*** RECORDS SHOWN ***

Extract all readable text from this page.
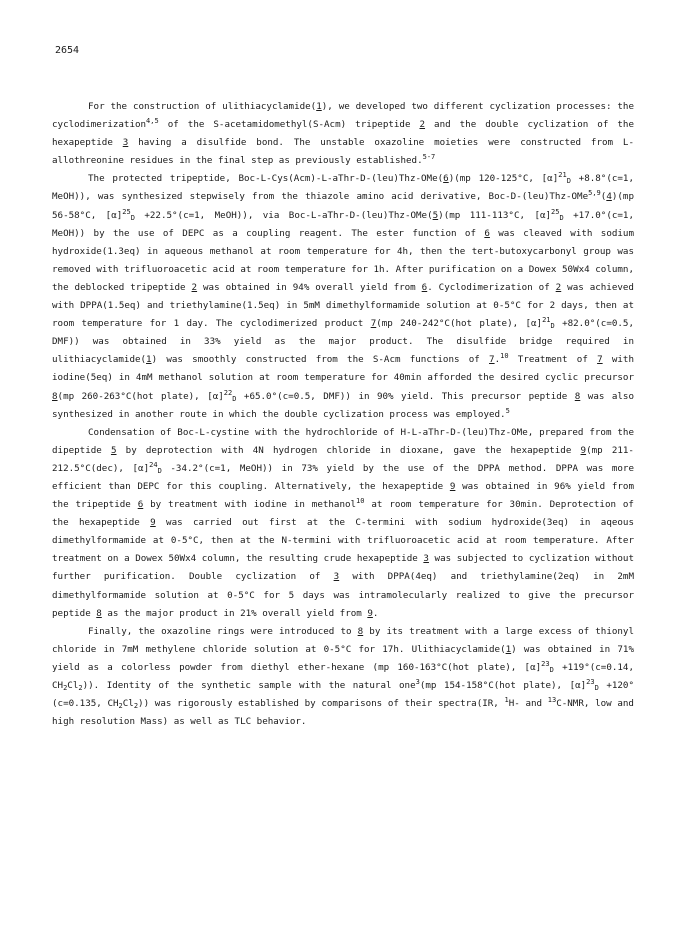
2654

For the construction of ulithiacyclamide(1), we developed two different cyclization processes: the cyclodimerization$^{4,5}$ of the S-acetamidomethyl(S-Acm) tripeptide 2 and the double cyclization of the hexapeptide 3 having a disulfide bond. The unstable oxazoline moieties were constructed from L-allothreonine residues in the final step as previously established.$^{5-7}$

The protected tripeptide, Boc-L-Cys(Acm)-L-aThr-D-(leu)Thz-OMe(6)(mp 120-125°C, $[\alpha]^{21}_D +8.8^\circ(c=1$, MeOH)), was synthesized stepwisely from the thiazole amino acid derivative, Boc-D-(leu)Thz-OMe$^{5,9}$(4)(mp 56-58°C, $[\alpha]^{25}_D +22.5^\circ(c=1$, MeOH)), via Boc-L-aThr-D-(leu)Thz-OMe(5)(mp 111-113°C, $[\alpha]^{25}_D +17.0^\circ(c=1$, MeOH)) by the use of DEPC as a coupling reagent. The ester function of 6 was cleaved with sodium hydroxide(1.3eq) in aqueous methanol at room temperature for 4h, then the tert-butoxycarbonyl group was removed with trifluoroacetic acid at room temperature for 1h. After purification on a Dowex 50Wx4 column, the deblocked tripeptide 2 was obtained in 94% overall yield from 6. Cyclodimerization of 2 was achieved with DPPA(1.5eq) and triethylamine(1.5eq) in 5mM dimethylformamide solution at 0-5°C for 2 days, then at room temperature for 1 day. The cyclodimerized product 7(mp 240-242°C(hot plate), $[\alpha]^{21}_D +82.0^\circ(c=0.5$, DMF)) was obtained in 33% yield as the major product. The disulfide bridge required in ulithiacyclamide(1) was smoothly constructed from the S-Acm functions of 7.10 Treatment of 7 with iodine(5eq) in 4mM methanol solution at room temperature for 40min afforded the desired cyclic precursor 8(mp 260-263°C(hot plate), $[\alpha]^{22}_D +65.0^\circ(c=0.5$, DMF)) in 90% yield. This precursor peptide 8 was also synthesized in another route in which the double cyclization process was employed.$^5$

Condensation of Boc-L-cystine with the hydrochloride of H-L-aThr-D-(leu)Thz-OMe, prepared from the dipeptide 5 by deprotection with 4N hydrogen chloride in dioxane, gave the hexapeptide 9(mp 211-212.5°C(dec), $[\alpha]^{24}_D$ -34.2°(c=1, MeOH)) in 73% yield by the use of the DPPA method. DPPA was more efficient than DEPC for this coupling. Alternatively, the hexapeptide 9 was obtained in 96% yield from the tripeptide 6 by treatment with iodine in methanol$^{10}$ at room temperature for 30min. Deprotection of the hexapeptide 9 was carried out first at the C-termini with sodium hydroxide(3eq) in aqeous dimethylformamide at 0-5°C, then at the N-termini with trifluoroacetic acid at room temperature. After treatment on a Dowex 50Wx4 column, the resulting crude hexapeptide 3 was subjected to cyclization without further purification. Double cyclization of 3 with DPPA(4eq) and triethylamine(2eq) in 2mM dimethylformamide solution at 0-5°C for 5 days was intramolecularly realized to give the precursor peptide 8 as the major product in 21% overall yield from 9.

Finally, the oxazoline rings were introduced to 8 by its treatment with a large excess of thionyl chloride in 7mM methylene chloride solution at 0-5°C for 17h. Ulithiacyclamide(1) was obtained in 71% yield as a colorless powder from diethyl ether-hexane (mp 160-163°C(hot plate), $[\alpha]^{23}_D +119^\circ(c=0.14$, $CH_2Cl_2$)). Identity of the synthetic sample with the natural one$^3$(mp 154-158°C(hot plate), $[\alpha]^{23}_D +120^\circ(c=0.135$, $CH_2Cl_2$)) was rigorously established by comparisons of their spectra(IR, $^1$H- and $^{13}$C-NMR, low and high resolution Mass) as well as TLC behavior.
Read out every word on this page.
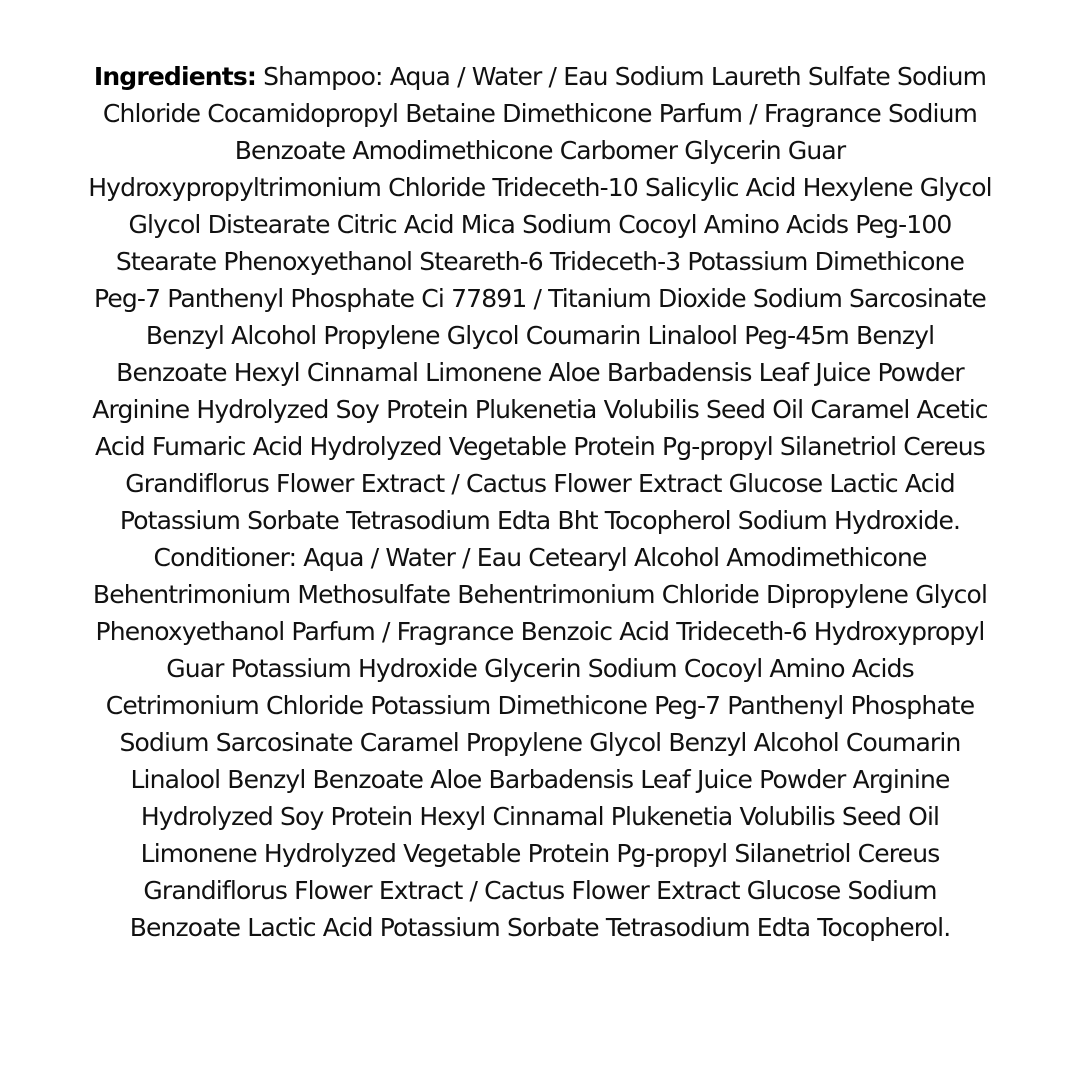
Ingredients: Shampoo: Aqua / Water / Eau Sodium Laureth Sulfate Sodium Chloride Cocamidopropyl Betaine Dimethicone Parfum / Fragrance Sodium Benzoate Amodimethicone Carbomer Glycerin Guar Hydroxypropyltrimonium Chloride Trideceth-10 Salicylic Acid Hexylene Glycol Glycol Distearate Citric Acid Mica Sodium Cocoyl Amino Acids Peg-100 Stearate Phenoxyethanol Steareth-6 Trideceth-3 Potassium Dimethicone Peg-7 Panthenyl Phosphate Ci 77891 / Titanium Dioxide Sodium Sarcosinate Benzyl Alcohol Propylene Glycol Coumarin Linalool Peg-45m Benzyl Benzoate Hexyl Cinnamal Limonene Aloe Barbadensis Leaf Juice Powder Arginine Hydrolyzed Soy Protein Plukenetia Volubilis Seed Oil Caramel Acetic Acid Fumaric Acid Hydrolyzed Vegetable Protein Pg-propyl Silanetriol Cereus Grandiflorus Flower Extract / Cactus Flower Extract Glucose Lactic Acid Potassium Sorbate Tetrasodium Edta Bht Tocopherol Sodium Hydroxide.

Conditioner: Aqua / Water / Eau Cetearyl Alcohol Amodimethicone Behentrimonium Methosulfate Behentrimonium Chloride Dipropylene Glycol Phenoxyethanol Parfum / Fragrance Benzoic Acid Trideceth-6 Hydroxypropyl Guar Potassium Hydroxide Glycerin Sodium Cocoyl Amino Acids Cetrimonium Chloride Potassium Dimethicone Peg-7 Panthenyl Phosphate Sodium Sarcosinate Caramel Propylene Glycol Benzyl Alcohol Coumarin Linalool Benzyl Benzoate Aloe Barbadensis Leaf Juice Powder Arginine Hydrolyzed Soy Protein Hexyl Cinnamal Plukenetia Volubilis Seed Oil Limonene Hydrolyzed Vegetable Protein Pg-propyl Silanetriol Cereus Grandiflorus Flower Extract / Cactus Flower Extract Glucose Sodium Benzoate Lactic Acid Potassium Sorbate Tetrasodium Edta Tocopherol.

*** End of RECORDS SHOWN ***

If a line of the data contains the word "page", it should be counted; state the total and nothing more.

2